- Stored items
• • • • •

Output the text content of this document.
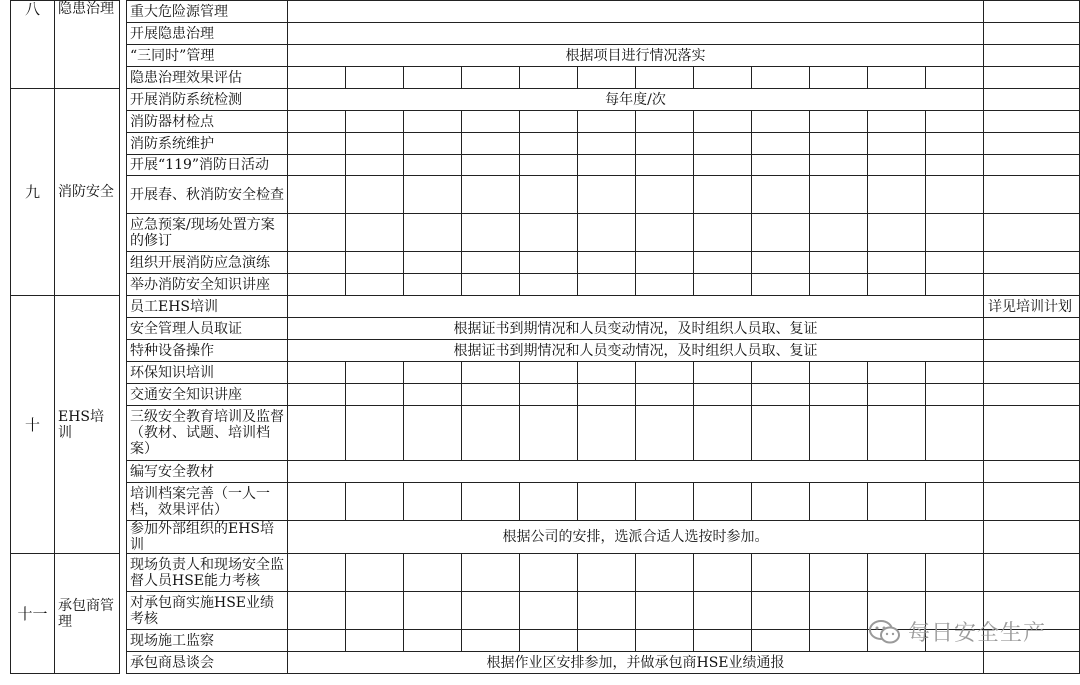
八	隐患治理		重大危险源管理													
			开展隐患治理													
			“三同时”管理	根据项目进行情况落实												
			隐患治理效果评估													
九	消防安全		开展消防系统检测	每年度/次												
			消防器材检点													
			消防系统维护													
			开展“119”消防日活动													
			开展春、秋消防安全检查													
			应急预案/现场处置方案的修订													
			组织开展消防应急演练													
			举办消防安全知识讲座													
十	EHS培训		员工EHS培训													详见培训计划
			安全管理人员取证	根据证书到期情况和人员变动情况，及时组织人员取、复证												
			特种设备操作	根据证书到期情况和人员变动情况，及时组织人员取、复证												
			环保知识培训													
			交通安全知识讲座													
			三级安全教育培训及监督（教材、试题、培训档案）													
			编写安全教材													
			培训档案完善（一人一档，效果评估）													
			参加外部组织的EHS培训	根据公司的安排，选派合适人选按时参加。												
十一	承包商管理		现场负责人和现场安全监督人员HSE能力考核													
			对承包商实施HSE业绩考核													
			现场施工监察													
			承包商恳谈会	根据作业区安排参加，并做承包商HSE业绩通报												
每日安全生产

• • • • •

- DIRECTION
Write out again every line above exactly as given; the pictures do not belong in the copy.

- ANSWER TO THE EXERCISE
Output the text content of this document.
八	隐患治理		重大危险源管理													
			开展隐患治理													
			“三同时”管理	根据项目进行情况落实												
			隐患治理效果评估													
九	消防安全		开展消防系统检测	每年度/次												
			消防器材检点													
			消防系统维护													
			开展“119”消防日活动													
			开展春、秋消防安全检查													
			应急预案/现场处置方案的修订													
			组织开展消防应急演练													
			举办消防安全知识讲座													
十	EHS培训		员工EHS培训													详见培训计划
			安全管理人员取证	根据证书到期情况和人员变动情况，及时组织人员取、复证												
			特种设备操作	根据证书到期情况和人员变动情况，及时组织人员取、复证												
			环保知识培训													
			交通安全知识讲座													
			三级安全教育培训及监督（教材、试题、培训档案）													
			编写安全教材													
			培训档案完善（一人一档，效果评估）													
			参加外部组织的EHS培训	根据公司的安排，选派合适人选按时参加。												
十一	承包商管理		现场负责人和现场安全监督人员HSE能力考核													
			对承包商实施HSE业绩考核													
			现场施工监察													
			承包商恳谈会	根据作业区安排参加，并做承包商HSE业绩通报												
每日安全生产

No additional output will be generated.